== REQUIRED TASK ==
Please copy out the stretch of the text about the album starting at "In the first track, the" and ending at "Light… and shadow.", substituting "orchard" for "garden".

== EXCERPTED TEXT ==
========================================
“Schwingungen”, the album by Manuel Gottsching's group in the vein of krautrock, is a twilight album. The adjective doesn't refer to the literary current and doesn't refer to a fundamental uncertainty or vagueness, but it is linked to the subject from which it derives, the twilight. The music of the sunset. The music evokes apocalyptic scenarios; the end is imminent, and minute after minute, there is a need for divine salvation at a profane level. A Messiah is needed to educate (from the verb “edurre”) the population, the human being contaminated by the daily machines of corruption and mind control. The search for an idyll, for a locus amoenus on Earth develops through the praise and criticism of nature in relation to man.
In the first track, the singer expresses the joy of looking out the window and knowing that everything outside is his. Furthermore, he states that he and his she are one being both guided by the power of love when the sun rises. The contrast between light and darkness prevails in the album: the two tracks that make up side A are titled “Light: Look at your Sun” and “Darkness: All Flowers Must Die,” respectively. In the first, as already mentioned, the author praises the nature that presents itself outside the window, and the garden where he stops with his she is represented according to an idyllic ideal, indeed. “You can see me, you can hear me”: sight and hearing are complementary, they blend, and love triumphs thanks to the dawn of a new day. Light… and shadow.
The second track is particularly evocative and eerie both from the musical and textual point of view. The mournful voice, initially faint, ignites and explodes in harrowing screams of despair and desolation; the words, so rich in poetry, strike the listener like a machete, hitting directly to the head and stomach. The latter then feels a mix of disgust towards the world and a kind of sadness because he manages to understand the melancholy taken to extremes by the author. “Flowers must die, and I feel like I'm dying too along with a dusty flower, I feel like a sick child from the universe, a god lost in the city's dust.” The sense of estrangement from the reality he lives and yet, at the same time, the solidarity towards a decaying world brings man to the awareness of slowly dying, decaying, like a dusty flower. He feels weak like a sick child incapable of being independent, needing love, and yet, as he already said in the first song, he feels like a god, a god who was once on cloud nine and felt at the peak of his strength but then folds upon himself, and dust settles on him.
========================================
== DATASET SECTION ==
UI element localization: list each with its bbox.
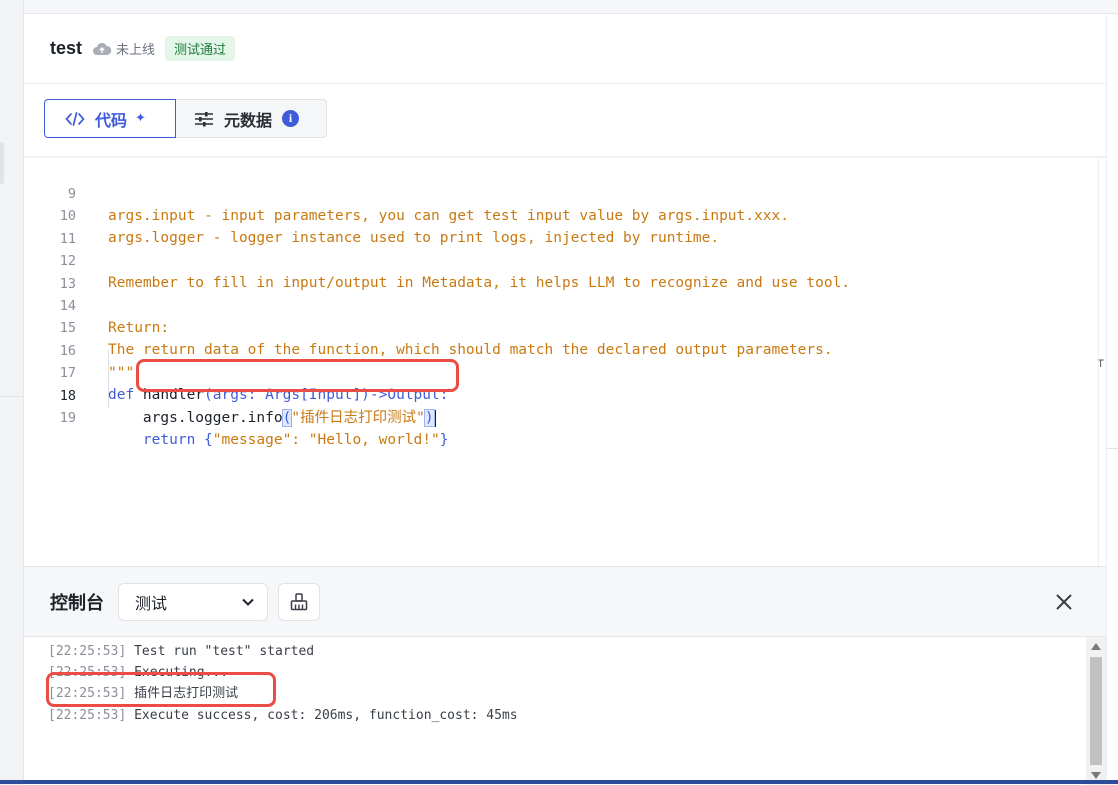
========================================
== RESPONSE TO THE TASK ==
In the first track, the singer expresses the joy of looking out the window and knowing that everything outside is his. Furthermore, he states that he and his she are one being both guided by the power of love when the sun rises. The contrast between light and darkness prevails in the album: the two tracks that make up side A are titled “Light: Look at your Sun” and “Darkness: All Flowers Must Die,” respectively. In the first, as already mentioned, the author praises the nature that presents itself outside the window, and the orchard where he stops with his she is represented according to an idyllic ideal, indeed. “You can see me, you can hear me”: sight and hearing are complementary, they blend, and love triumphs thanks to the dawn of a new day. Light… and shadow.